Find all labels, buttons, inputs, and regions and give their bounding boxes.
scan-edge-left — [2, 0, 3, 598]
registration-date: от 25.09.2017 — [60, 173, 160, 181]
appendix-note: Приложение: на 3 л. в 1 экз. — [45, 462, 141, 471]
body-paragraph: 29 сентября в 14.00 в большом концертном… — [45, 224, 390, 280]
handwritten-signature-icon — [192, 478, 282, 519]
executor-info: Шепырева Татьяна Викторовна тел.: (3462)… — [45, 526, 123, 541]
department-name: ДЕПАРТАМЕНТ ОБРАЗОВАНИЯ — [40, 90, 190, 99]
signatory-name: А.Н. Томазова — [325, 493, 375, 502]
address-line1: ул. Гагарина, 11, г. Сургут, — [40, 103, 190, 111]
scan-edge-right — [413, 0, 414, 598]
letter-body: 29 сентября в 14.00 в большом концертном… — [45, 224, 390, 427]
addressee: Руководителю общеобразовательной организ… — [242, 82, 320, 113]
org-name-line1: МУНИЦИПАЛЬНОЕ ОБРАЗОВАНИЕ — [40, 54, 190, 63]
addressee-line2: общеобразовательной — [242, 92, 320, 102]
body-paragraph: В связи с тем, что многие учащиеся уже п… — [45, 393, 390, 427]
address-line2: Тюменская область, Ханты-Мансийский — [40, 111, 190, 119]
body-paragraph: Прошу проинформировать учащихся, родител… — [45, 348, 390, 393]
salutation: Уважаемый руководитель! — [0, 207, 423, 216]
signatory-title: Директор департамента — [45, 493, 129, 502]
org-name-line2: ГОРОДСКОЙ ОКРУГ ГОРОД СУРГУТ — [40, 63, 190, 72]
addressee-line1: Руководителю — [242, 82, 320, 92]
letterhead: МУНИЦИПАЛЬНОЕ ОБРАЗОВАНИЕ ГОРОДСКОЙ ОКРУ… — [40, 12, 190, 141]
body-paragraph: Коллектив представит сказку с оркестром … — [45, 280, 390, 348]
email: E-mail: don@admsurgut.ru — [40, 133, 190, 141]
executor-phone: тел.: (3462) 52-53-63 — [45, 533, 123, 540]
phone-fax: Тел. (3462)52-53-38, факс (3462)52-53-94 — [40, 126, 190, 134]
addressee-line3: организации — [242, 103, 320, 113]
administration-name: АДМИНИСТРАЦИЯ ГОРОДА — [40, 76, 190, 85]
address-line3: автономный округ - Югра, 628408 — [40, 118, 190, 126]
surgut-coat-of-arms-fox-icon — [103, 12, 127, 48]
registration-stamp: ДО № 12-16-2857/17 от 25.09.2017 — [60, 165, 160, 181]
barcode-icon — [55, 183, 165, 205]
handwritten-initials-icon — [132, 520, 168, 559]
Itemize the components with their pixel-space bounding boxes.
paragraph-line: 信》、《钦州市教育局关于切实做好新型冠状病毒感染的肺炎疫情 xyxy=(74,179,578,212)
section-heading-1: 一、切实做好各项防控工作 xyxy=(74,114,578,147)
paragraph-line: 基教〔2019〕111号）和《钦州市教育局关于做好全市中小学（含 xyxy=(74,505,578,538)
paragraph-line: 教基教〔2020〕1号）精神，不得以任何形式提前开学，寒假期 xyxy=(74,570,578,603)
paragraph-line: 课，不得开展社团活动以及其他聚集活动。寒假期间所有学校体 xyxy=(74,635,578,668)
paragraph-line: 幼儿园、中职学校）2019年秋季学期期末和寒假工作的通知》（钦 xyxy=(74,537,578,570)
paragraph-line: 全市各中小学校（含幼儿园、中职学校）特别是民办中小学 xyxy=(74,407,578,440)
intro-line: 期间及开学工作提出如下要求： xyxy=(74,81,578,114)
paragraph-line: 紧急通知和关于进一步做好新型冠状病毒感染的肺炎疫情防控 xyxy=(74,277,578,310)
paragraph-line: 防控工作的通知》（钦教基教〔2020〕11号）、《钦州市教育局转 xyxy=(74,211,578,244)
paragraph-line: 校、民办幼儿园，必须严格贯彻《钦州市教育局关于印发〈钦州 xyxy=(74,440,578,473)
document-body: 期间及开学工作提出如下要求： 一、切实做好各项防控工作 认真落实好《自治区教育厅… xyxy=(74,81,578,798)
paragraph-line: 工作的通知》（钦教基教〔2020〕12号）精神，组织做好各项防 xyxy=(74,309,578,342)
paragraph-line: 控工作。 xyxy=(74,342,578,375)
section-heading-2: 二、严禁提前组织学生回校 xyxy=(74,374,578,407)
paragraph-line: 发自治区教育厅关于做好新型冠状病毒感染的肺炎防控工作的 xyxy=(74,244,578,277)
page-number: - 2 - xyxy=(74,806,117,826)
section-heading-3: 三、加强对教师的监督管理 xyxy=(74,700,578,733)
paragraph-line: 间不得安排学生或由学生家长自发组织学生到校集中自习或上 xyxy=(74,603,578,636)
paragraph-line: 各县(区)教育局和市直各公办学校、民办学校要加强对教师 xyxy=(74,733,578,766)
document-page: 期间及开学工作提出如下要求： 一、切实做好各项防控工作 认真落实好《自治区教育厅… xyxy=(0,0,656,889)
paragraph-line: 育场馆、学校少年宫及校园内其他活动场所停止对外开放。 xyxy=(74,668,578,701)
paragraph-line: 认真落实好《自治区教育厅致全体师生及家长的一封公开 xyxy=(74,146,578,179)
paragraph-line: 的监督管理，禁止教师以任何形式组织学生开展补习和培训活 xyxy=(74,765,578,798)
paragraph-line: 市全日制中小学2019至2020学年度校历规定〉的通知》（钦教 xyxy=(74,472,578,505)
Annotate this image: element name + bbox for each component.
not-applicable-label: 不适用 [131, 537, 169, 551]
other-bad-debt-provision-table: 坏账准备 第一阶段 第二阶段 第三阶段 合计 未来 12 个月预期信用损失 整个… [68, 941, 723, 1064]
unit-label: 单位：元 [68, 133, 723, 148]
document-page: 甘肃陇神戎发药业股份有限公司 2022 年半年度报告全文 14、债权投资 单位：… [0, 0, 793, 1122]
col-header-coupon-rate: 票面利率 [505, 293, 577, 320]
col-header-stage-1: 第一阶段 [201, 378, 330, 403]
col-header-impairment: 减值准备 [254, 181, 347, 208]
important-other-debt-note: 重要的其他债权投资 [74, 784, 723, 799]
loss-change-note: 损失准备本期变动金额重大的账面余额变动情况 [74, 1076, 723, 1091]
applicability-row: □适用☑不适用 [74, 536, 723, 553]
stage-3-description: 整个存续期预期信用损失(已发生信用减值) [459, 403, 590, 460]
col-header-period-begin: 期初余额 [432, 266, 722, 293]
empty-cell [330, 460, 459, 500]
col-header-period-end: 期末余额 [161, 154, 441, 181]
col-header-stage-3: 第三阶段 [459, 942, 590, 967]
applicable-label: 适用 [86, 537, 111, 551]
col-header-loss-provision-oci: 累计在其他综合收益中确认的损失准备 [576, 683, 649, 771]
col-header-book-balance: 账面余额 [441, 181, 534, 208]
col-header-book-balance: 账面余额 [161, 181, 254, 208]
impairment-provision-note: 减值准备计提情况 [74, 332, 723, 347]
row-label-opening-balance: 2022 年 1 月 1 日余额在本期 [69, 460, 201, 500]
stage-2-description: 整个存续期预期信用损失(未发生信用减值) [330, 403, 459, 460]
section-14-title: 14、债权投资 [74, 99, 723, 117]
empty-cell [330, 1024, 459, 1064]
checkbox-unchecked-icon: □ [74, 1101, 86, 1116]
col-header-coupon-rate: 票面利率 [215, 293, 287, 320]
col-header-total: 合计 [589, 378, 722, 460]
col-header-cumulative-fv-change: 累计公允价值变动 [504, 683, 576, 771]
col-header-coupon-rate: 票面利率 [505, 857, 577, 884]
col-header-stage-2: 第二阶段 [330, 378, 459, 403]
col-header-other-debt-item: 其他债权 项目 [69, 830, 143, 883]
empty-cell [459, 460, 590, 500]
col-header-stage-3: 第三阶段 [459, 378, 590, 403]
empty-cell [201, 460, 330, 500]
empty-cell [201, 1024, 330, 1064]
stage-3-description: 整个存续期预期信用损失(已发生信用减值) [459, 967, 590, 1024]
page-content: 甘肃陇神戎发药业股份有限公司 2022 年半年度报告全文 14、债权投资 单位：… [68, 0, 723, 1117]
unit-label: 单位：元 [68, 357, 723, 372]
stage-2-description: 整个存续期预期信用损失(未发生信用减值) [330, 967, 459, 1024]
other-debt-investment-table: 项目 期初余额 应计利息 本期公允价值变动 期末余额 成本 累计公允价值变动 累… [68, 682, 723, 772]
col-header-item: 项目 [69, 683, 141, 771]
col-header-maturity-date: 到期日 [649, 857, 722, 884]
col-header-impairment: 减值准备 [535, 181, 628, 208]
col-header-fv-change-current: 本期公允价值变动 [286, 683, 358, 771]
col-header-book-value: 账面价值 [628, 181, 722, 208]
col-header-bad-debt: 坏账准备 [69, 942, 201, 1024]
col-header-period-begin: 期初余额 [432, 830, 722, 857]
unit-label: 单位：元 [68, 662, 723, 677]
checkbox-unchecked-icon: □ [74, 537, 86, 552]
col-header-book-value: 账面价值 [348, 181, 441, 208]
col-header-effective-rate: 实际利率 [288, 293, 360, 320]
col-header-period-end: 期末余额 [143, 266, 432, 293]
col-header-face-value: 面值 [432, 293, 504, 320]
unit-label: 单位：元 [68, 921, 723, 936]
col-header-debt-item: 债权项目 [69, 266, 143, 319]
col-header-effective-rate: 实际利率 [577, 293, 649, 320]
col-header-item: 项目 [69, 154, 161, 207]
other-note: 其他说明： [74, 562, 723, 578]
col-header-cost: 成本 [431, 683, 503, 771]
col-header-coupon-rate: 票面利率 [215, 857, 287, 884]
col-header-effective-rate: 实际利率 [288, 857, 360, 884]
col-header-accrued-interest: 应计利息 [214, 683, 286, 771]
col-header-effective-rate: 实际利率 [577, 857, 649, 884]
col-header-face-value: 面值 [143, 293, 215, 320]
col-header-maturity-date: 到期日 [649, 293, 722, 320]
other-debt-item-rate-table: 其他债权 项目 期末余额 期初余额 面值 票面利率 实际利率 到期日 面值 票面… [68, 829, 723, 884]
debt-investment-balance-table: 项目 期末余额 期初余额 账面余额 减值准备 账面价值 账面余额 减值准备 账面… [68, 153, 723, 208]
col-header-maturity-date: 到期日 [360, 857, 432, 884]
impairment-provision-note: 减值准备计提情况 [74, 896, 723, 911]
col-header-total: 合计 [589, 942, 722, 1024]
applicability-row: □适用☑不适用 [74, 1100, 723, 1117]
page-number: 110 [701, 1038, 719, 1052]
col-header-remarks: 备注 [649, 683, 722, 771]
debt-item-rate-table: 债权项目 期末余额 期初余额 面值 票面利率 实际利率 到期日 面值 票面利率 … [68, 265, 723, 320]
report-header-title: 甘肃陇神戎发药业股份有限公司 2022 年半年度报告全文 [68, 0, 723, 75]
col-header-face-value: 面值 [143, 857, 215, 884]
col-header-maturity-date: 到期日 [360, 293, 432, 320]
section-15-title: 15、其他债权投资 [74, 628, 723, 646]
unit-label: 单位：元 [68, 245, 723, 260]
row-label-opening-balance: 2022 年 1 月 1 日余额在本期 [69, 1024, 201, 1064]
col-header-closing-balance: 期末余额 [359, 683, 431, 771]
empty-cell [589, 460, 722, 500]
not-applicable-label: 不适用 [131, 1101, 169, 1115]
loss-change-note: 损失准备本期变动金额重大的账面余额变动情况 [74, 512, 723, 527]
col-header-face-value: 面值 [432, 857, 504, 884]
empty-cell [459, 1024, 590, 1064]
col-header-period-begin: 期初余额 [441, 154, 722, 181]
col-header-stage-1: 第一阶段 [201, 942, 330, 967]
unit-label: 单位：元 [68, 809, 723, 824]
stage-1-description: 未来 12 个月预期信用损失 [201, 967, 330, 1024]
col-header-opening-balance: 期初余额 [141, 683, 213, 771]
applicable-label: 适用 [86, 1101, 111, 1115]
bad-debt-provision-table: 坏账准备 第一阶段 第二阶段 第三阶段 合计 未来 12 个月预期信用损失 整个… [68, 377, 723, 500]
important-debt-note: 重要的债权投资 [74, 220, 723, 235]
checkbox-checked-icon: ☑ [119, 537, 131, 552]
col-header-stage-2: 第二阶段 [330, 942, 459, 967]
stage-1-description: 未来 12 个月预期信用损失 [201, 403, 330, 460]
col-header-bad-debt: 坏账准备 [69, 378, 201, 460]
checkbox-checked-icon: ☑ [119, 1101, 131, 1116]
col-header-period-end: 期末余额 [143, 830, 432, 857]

------------------------

Retype everything from the start of the material above down to the line containing "appendix-note: Приложение: на", both ends included.

> **Written response**:
Find all labels, buttons, inputs, and regions and give their bounding boxes.
scan-edge-left — [2, 0, 3, 598]
registration-date: от 25.09.2017 — [60, 173, 160, 181]
appendix-note: Приложение: на 3 л. в 1 экз. — [45, 462, 141, 471]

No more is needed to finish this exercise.